Count every line that includes the string "choices" in the entries that follow. Nothing besides the number is needed.

Dataset records
-*-
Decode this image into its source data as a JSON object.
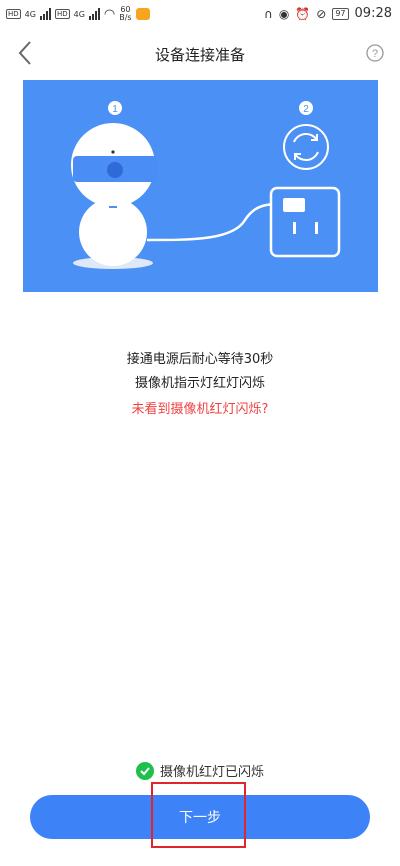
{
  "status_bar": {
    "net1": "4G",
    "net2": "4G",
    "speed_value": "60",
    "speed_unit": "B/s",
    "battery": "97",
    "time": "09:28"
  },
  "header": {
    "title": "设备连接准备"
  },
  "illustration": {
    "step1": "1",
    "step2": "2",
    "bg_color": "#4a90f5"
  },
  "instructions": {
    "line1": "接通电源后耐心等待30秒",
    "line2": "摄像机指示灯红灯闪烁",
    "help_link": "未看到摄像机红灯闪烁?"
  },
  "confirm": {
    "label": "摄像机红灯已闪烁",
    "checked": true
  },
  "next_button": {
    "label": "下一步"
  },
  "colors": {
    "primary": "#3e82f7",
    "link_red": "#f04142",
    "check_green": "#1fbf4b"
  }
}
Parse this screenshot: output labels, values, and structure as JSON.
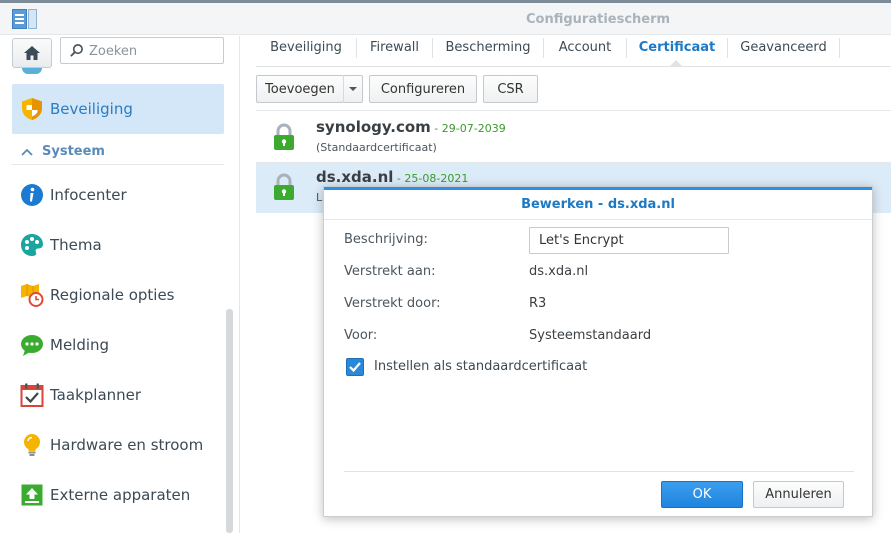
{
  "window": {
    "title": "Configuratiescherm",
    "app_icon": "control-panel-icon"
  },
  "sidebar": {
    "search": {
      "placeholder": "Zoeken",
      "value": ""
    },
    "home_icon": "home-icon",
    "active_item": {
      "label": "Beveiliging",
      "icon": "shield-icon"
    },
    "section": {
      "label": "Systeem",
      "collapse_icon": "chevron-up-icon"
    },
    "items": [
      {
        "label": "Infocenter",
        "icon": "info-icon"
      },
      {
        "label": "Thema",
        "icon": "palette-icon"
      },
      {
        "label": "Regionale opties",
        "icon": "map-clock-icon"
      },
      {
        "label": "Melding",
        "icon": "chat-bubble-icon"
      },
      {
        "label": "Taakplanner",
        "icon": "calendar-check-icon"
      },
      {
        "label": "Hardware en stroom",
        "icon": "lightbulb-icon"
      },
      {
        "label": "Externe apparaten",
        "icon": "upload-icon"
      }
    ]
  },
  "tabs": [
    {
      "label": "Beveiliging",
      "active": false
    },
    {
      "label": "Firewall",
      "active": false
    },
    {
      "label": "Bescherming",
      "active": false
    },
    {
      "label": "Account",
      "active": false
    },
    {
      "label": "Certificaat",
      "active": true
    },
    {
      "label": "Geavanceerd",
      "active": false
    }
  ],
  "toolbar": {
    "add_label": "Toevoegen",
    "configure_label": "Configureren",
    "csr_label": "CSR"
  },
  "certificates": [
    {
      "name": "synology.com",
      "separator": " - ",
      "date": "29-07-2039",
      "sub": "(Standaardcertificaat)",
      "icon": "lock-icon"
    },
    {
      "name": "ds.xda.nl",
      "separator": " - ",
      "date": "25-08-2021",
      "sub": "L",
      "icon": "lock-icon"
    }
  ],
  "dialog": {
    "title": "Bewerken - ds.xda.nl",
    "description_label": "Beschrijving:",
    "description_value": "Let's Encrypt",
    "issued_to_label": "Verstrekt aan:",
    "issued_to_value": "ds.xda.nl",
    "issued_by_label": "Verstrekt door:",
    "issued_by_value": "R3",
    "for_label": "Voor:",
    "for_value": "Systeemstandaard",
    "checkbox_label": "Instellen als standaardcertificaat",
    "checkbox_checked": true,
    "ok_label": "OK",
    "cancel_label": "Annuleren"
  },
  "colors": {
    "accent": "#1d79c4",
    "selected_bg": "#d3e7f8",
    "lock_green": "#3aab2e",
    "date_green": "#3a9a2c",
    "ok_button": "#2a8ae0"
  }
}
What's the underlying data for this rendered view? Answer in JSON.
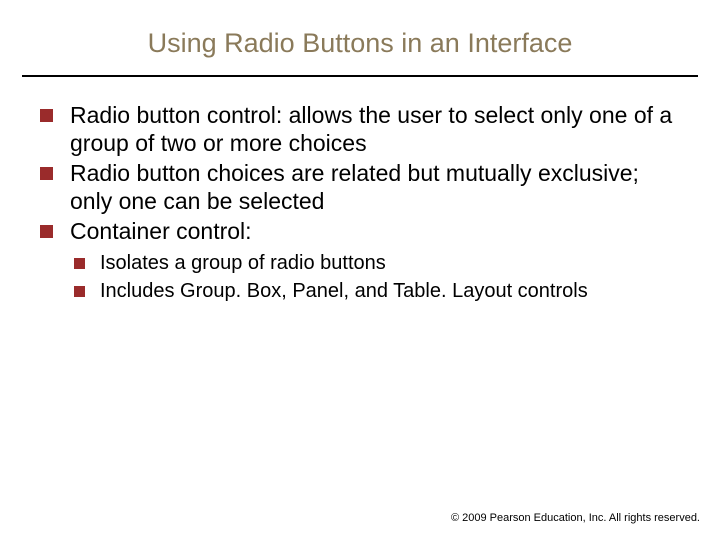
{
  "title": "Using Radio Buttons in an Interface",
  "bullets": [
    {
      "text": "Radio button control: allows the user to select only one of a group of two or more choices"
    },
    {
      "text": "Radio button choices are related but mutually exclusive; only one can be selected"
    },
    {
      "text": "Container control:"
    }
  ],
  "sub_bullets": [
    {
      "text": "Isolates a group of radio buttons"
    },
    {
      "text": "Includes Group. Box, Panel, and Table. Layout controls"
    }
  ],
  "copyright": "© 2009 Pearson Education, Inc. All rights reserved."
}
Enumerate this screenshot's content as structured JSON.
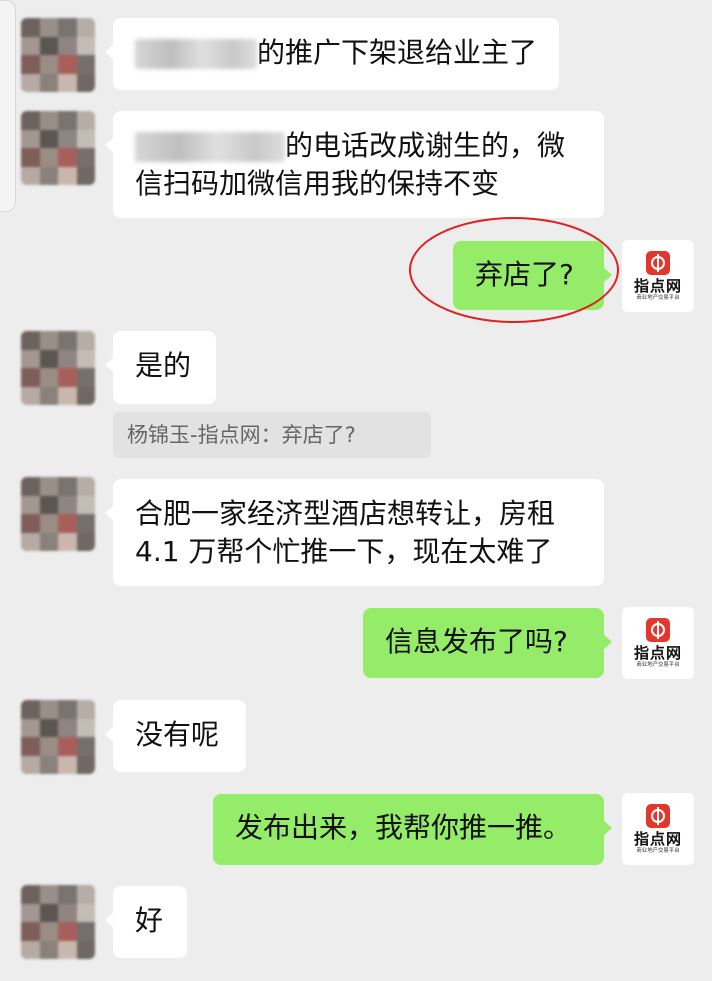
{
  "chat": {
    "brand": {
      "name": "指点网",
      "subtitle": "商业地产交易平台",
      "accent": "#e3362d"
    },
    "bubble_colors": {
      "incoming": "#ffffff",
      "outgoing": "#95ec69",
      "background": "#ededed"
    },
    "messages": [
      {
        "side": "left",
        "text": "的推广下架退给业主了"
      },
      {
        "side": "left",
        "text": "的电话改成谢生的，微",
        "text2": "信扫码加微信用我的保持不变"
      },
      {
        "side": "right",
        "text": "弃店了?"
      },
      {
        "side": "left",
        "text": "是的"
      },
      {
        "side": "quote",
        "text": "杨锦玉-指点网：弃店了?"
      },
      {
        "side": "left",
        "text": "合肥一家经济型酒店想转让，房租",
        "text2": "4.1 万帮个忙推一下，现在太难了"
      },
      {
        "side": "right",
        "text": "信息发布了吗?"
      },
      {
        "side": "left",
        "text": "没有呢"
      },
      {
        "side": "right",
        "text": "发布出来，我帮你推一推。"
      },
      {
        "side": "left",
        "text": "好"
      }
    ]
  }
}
-*-
### FINISHED ANSWER
2